• The records:
%%

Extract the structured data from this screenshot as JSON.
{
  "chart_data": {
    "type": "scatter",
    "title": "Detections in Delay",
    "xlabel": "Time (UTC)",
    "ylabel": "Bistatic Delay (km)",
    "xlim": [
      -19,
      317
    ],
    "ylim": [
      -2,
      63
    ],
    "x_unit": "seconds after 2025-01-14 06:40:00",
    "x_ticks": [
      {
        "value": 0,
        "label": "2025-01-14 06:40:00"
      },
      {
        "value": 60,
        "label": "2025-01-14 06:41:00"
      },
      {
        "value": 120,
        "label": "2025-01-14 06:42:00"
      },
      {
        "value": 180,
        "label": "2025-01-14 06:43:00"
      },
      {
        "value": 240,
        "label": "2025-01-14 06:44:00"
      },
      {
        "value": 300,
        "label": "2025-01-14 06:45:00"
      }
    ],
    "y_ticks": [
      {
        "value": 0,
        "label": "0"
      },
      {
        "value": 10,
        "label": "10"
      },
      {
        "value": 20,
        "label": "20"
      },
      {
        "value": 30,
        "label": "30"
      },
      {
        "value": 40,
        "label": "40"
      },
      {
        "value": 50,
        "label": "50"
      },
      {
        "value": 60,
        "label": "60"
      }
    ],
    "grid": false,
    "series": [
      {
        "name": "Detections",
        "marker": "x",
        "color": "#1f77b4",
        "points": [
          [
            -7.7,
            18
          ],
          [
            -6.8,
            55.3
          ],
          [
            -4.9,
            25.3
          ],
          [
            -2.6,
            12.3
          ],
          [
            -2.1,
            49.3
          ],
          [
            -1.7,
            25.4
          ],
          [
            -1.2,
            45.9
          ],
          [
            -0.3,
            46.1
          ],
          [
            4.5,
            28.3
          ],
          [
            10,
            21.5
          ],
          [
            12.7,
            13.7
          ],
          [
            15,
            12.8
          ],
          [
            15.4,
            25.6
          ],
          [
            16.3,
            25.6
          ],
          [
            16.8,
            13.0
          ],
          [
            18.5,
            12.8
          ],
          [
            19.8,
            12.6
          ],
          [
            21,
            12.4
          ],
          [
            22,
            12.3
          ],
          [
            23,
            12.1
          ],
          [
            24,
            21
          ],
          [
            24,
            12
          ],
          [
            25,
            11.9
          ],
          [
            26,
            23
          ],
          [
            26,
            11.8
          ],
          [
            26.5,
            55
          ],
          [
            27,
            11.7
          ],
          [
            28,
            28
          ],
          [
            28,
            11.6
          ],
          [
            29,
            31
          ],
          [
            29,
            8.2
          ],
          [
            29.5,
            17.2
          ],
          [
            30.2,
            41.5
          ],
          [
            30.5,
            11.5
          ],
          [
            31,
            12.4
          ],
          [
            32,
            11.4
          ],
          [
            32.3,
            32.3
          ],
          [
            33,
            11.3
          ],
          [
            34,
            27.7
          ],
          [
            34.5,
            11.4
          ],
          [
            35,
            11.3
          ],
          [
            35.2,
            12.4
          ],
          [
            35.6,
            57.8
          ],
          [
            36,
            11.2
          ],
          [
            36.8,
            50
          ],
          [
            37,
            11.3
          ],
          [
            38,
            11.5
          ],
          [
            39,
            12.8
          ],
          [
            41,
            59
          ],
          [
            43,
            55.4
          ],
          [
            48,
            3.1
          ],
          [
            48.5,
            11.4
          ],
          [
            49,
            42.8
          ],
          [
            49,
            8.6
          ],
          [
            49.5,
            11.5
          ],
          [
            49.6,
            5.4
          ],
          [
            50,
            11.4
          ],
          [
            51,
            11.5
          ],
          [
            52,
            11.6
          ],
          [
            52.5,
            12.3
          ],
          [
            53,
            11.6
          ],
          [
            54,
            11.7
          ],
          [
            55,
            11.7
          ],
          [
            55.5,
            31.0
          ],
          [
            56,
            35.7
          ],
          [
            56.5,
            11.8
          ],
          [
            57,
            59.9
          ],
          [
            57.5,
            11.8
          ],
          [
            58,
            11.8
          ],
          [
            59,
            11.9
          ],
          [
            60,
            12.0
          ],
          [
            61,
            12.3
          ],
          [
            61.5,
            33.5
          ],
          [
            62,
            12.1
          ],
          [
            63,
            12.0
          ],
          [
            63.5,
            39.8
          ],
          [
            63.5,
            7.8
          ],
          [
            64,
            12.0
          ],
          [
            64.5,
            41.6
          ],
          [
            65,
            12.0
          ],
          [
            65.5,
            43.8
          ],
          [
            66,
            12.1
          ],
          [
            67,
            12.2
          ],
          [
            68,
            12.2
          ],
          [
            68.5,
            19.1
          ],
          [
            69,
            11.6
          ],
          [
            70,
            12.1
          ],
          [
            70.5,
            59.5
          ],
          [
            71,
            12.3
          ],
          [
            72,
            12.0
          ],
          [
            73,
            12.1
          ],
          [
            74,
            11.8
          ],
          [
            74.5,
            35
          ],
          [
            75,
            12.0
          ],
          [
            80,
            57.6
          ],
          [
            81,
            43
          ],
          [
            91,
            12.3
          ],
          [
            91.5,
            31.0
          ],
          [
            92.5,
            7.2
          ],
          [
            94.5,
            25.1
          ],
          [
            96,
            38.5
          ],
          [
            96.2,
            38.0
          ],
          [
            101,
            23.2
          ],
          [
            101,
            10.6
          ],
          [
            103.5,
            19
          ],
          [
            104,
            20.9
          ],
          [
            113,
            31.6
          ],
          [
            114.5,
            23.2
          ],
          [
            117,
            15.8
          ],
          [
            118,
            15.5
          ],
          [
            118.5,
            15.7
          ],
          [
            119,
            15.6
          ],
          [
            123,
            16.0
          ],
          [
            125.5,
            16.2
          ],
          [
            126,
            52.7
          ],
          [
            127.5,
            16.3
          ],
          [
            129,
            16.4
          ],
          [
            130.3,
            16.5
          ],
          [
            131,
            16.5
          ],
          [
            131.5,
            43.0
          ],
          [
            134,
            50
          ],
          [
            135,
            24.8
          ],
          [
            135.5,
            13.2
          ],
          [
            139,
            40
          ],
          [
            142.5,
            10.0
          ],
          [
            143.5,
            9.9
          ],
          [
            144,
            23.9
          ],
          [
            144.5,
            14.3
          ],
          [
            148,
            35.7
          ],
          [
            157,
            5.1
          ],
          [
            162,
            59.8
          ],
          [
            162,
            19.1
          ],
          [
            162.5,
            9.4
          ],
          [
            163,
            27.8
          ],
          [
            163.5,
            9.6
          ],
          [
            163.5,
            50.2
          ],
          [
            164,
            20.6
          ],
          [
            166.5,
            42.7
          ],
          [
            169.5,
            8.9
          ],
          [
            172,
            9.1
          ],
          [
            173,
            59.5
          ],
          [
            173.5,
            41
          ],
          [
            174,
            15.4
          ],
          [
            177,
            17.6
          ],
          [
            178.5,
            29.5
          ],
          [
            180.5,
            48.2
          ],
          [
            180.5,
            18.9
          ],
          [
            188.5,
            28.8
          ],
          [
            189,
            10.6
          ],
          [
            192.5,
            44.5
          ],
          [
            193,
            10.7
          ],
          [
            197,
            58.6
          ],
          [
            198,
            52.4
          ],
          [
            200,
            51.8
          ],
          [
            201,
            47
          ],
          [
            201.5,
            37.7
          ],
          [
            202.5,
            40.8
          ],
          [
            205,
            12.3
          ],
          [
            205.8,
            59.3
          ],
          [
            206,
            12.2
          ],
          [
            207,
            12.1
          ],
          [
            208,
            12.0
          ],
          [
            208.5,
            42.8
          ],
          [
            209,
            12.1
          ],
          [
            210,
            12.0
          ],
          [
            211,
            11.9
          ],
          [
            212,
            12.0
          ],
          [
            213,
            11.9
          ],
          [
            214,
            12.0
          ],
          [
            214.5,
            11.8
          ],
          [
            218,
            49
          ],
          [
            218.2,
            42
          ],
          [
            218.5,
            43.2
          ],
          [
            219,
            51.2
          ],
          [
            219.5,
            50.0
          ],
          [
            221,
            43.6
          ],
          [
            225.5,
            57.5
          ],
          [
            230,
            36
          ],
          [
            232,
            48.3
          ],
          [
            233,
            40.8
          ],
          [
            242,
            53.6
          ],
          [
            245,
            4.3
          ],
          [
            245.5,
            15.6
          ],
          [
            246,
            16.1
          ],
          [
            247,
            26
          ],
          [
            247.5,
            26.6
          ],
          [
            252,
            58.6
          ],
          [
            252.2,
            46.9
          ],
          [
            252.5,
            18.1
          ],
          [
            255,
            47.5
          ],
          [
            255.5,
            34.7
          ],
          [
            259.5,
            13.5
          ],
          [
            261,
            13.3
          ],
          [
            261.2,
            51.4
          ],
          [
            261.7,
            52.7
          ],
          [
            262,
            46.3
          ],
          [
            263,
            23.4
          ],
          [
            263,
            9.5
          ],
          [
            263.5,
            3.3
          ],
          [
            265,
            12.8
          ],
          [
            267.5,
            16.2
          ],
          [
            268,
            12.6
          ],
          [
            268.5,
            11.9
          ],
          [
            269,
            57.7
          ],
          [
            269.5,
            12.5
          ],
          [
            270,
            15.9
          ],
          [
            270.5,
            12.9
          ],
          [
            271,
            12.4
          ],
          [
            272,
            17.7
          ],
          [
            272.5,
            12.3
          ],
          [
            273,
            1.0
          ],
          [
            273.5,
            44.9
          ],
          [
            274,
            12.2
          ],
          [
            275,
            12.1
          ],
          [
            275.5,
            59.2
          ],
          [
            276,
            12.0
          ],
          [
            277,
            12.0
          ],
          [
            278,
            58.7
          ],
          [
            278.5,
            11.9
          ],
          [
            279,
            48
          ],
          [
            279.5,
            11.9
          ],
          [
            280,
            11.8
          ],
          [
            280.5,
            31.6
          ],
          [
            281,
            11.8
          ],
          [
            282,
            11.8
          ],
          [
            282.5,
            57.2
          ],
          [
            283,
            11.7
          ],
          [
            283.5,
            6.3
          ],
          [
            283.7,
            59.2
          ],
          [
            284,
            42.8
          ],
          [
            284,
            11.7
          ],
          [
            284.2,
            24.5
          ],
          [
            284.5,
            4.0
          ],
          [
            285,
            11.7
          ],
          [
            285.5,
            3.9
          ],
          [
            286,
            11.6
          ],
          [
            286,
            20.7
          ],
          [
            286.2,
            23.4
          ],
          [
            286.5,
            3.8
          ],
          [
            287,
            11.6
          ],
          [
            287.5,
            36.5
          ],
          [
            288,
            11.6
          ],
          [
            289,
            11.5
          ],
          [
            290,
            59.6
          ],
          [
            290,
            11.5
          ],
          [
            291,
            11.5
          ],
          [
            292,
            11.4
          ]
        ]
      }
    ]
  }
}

%%

• Requirement:
Find "Detections". Copy every line it occurs in.

• The answer:
    "title": "Detections in Delay",
        "name": "Detections",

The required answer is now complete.